_PROBLEM STATEMENT_
Copy every line that contains the string "Calvine" from the entries below.

_INPUT ROWS_
+ + + + +

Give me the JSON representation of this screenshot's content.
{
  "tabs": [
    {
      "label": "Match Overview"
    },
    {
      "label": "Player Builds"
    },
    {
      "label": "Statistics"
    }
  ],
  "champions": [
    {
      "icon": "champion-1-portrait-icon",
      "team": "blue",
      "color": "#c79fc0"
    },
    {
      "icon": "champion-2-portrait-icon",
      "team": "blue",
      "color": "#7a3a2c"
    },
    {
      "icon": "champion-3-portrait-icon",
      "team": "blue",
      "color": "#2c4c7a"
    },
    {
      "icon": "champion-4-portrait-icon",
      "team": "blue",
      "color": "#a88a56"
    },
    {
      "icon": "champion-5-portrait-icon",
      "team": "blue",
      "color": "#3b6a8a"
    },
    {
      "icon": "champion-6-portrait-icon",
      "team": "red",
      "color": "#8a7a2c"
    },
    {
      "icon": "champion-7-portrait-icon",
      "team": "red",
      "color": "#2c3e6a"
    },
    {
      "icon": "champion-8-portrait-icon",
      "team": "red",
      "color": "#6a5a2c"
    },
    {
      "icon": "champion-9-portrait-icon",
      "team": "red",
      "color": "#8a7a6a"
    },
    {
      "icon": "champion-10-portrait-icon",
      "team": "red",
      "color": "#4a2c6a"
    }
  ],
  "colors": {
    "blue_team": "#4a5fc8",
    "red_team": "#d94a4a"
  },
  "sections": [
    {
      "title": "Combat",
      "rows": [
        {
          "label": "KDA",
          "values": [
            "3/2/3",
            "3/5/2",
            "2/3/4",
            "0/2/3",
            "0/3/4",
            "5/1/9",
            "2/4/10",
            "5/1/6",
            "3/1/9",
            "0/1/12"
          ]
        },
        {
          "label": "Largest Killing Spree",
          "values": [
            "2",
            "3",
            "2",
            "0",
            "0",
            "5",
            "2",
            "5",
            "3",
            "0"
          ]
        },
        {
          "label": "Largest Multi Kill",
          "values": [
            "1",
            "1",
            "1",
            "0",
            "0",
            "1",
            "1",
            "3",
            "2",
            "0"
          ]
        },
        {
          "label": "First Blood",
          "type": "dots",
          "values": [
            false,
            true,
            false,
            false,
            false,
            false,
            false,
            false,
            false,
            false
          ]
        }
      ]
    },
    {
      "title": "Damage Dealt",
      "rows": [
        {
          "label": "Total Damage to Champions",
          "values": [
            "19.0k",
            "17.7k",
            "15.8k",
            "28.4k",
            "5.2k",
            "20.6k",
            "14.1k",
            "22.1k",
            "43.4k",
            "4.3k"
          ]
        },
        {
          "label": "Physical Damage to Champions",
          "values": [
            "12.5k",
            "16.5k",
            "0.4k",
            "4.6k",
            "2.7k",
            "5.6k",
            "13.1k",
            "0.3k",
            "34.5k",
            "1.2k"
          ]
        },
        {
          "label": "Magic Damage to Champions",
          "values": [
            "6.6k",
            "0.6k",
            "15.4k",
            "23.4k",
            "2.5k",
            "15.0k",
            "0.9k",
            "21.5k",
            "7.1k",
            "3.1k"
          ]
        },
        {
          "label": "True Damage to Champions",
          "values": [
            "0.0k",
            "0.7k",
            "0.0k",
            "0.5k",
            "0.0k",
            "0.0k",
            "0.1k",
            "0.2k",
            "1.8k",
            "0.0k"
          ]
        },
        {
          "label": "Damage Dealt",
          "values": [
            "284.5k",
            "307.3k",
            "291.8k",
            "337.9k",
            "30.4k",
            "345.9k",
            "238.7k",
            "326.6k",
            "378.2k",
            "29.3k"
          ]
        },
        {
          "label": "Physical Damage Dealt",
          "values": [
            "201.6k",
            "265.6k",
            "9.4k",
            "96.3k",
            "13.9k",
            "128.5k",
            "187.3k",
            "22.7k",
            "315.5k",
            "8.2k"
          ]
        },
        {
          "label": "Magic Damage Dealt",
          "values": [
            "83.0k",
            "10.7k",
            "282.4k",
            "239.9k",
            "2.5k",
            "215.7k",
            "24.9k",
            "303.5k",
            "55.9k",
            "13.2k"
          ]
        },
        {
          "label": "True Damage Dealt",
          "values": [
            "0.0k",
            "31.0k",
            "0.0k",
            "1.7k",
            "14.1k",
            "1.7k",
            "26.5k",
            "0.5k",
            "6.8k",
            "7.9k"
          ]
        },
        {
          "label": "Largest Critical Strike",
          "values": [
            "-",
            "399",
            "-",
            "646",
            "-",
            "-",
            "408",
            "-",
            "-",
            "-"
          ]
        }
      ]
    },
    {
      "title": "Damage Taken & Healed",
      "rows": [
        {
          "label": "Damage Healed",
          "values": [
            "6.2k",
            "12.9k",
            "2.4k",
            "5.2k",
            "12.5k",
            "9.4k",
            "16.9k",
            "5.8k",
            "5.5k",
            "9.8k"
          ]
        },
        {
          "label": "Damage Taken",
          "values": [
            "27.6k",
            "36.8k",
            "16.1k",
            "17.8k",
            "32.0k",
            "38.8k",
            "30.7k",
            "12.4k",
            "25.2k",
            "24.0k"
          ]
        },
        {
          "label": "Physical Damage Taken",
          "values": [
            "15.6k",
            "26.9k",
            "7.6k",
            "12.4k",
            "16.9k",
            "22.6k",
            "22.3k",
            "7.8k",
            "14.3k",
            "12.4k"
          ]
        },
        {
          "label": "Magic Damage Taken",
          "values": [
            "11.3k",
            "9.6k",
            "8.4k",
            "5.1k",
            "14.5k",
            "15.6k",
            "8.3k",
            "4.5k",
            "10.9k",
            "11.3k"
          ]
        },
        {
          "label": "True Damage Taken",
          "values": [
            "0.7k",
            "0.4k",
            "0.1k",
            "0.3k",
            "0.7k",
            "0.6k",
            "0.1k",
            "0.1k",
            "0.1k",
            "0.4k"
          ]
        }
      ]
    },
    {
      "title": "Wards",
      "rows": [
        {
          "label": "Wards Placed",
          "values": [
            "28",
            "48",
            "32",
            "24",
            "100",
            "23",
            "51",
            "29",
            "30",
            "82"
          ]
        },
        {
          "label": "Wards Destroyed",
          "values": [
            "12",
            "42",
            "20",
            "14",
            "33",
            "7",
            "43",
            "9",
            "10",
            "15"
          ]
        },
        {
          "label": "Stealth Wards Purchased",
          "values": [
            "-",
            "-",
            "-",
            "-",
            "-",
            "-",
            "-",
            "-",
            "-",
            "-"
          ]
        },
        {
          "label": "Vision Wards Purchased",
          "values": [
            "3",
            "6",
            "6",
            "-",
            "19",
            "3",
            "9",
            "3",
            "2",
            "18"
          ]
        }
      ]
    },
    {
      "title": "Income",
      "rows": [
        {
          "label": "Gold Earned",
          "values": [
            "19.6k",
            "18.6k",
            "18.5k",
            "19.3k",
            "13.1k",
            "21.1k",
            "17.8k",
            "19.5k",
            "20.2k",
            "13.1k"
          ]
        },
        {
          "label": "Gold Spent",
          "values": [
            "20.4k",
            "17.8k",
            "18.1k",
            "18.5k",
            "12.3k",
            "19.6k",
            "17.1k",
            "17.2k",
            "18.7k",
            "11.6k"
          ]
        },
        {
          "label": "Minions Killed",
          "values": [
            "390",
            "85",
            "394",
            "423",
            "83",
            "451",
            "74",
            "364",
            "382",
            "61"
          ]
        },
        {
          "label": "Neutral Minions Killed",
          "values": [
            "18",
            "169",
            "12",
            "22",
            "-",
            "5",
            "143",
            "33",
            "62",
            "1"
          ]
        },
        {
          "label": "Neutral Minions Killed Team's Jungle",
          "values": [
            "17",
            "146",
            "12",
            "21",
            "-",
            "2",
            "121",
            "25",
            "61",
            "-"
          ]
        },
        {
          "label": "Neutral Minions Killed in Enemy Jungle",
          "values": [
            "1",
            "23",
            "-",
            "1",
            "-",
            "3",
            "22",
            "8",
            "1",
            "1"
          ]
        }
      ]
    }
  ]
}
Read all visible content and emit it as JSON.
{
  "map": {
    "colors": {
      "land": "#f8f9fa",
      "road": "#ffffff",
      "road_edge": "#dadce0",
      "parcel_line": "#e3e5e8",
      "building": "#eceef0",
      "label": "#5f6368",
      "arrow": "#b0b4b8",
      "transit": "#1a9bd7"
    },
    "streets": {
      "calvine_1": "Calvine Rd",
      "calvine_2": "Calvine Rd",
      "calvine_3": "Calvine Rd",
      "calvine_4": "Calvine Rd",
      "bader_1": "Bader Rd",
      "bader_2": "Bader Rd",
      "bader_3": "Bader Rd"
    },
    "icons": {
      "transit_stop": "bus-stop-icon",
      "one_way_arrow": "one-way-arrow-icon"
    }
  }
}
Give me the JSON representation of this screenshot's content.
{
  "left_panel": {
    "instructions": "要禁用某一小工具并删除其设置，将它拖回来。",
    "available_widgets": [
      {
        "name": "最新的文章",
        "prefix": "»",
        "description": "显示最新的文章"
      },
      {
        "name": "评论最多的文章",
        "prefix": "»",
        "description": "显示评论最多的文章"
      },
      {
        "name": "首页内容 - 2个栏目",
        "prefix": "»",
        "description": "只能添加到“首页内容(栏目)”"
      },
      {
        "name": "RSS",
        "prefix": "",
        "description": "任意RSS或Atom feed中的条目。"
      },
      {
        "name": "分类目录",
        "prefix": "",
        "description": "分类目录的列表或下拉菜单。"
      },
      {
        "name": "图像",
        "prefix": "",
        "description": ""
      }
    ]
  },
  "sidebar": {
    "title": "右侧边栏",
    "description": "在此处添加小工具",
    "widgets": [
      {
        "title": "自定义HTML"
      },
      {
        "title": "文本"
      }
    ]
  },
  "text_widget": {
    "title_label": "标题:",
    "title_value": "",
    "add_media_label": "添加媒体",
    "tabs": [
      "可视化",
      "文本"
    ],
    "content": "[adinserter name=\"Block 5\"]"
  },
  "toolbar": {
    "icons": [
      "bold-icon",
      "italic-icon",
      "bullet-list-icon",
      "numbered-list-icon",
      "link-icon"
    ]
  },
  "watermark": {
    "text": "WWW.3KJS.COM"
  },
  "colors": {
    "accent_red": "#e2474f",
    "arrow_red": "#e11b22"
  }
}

+ + + + +

_SOLUTION TO THIS TASK_
      "calvine_1": "Calvine Rd",
      "calvine_2": "Calvine Rd",
      "calvine_3": "Calvine Rd",
      "calvine_4": "Calvine Rd",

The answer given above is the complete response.